» EXERCISE BRIEF: In this exercise, reproduce all the entries that follow exactly.

(Records from a collection)
_ _ _ _ _ _ _

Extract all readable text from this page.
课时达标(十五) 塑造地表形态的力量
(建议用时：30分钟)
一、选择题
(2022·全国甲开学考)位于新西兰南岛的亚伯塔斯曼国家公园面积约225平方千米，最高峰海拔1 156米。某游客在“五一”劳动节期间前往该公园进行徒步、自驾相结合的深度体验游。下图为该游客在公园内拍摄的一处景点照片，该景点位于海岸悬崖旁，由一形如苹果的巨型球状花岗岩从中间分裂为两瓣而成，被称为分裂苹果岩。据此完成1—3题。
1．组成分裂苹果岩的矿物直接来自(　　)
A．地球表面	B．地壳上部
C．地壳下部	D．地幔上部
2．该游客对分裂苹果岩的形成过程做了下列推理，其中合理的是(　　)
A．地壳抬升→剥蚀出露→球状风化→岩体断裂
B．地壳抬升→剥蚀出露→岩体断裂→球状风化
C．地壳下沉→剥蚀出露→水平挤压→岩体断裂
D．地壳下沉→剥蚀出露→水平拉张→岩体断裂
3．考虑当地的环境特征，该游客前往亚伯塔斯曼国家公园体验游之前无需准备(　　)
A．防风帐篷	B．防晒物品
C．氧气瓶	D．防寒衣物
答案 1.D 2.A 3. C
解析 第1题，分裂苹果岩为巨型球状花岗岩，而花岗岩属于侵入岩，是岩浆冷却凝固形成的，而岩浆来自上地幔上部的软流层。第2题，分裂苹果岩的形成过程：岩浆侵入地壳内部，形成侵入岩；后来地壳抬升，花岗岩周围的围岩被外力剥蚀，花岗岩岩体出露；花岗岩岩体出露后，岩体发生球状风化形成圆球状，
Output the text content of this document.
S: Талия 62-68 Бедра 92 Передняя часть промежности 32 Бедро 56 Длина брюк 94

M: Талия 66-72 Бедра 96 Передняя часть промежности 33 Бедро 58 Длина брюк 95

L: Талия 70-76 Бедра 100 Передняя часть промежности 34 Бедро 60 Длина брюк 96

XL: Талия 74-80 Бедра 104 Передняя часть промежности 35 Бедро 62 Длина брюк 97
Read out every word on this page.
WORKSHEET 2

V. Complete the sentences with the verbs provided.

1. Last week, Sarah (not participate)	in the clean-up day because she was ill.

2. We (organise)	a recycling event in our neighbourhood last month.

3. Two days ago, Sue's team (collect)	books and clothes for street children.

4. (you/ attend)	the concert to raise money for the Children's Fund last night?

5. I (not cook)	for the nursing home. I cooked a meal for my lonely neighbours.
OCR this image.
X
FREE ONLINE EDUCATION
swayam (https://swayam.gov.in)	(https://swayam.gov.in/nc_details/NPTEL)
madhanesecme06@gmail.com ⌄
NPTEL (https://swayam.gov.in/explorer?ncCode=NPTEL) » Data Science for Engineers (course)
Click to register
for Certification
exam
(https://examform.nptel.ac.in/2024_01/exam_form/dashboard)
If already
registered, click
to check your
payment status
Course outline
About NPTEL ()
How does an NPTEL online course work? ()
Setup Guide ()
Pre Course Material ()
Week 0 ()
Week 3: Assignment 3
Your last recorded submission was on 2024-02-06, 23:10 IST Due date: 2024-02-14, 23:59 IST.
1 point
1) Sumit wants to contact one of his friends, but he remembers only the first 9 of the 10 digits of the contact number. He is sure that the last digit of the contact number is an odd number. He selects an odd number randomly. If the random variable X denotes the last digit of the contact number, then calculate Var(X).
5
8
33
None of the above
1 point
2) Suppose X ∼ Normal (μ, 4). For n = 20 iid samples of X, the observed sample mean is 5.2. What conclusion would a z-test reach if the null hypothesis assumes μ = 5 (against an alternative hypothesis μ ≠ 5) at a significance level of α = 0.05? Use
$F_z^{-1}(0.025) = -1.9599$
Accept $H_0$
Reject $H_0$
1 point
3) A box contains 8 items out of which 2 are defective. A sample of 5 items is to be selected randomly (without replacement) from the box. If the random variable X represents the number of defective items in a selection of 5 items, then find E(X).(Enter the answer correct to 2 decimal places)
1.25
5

_ _ _ _ _ _ _

» EXERCISE ANSWER:
Extract all readable text from this page.
课时达标(十五) 塑造地表形态的力量
(建议用时：30分钟)
一、选择题
(2022·全国甲开学考)位于新西兰南岛的亚伯塔斯曼国家公园面积约225平方千米，最高峰海拔1 156米。某游客在“五一”劳动节期间前往该公园进行徒步、自驾相结合的深度体验游。下图为该游客在公园内拍摄的一处景点照片，该景点位于海岸悬崖旁，由一形如苹果的巨型球状花岗岩从中间分裂为两瓣而成，被称为分裂苹果岩。据此完成1—3题。
1．组成分裂苹果岩的矿物直接来自(　　)
A．地球表面	B．地壳上部
C．地壳下部	D．地幔上部
2．该游客对分裂苹果岩的形成过程做了下列推理，其中合理的是(　　)
A．地壳抬升→剥蚀出露→球状风化→岩体断裂
B．地壳抬升→剥蚀出露→岩体断裂→球状风化
C．地壳下沉→剥蚀出露→水平挤压→岩体断裂
D．地壳下沉→剥蚀出露→水平拉张→岩体断裂
3．考虑当地的环境特征，该游客前往亚伯塔斯曼国家公园体验游之前无需准备(　　)
A．防风帐篷	B．防晒物品
C．氧气瓶	D．防寒衣物
答案 1.D 2.A 3. C
解析 第1题，分裂苹果岩为巨型球状花岗岩，而花岗岩属于侵入岩，是岩浆冷却凝固形成的，而岩浆来自上地幔上部的软流层。第2题，分裂苹果岩的形成过程：岩浆侵入地壳内部，形成侵入岩；后来地壳抬升，花岗岩周围的围岩被外力剥蚀，花岗岩岩体出露；花岗岩岩体出露后，岩体发生球状风化形成圆球状，
Output the text content of this document.
S: Талия 62-68 Бедра 92 Передняя часть промежности 32 Бедро 56 Длина брюк 94

M: Талия 66-72 Бедра 96 Передняя часть промежности 33 Бедро 58 Длина брюк 95

L: Талия 70-76 Бедра 100 Передняя часть промежности 34 Бедро 60 Длина брюк 96

XL: Талия 74-80 Бедра 104 Передняя часть промежности 35 Бедро 62 Длина брюк 97
Read out every word on this page.
WORKSHEET 2

V. Complete the sentences with the verbs provided.

1. Last week, Sarah (not participate)	in the clean-up day because she was ill.

2. We (organise)	a recycling event in our neighbourhood last month.

3. Two days ago, Sue's team (collect)	books and clothes for street children.

4. (you/ attend)	the concert to raise money for the Children's Fund last night?

5. I (not cook)	for the nursing home. I cooked a meal for my lonely neighbours.
OCR this image.
X
FREE ONLINE EDUCATION
swayam (https://swayam.gov.in)	(https://swayam.gov.in/nc_details/NPTEL)
madhanesecme06@gmail.com ⌄
NPTEL (https://swayam.gov.in/explorer?ncCode=NPTEL) » Data Science for Engineers (course)
Click to register
for Certification
exam
(https://examform.nptel.ac.in/2024_01/exam_form/dashboard)
If already
registered, click
to check your
payment status
Course outline
About NPTEL ()
How does an NPTEL online course work? ()
Setup Guide ()
Pre Course Material ()
Week 0 ()
Week 3: Assignment 3
Your last recorded submission was on 2024-02-06, 23:10 IST Due date: 2024-02-14, 23:59 IST.
1 point
1) Sumit wants to contact one of his friends, but he remembers only the first 9 of the 10 digits of the contact number. He is sure that the last digit of the contact number is an odd number. He selects an odd number randomly. If the random variable X denotes the last digit of the contact number, then calculate Var(X).
5
8
33
None of the above
1 point
2) Suppose X ∼ Normal (μ, 4). For n = 20 iid samples of X, the observed sample mean is 5.2. What conclusion would a z-test reach if the null hypothesis assumes μ = 5 (against an alternative hypothesis μ ≠ 5) at a significance level of α = 0.05? Use
$F_z^{-1}(0.025) = -1.9599$
Accept $H_0$
Reject $H_0$
1 point
3) A box contains 8 items out of which 2 are defective. A sample of 5 items is to be selected randomly (without replacement) from the box. If the random variable X represents the number of defective items in a selection of 5 items, then find E(X).(Enter the answer correct to 2 decimal places)
1.25
5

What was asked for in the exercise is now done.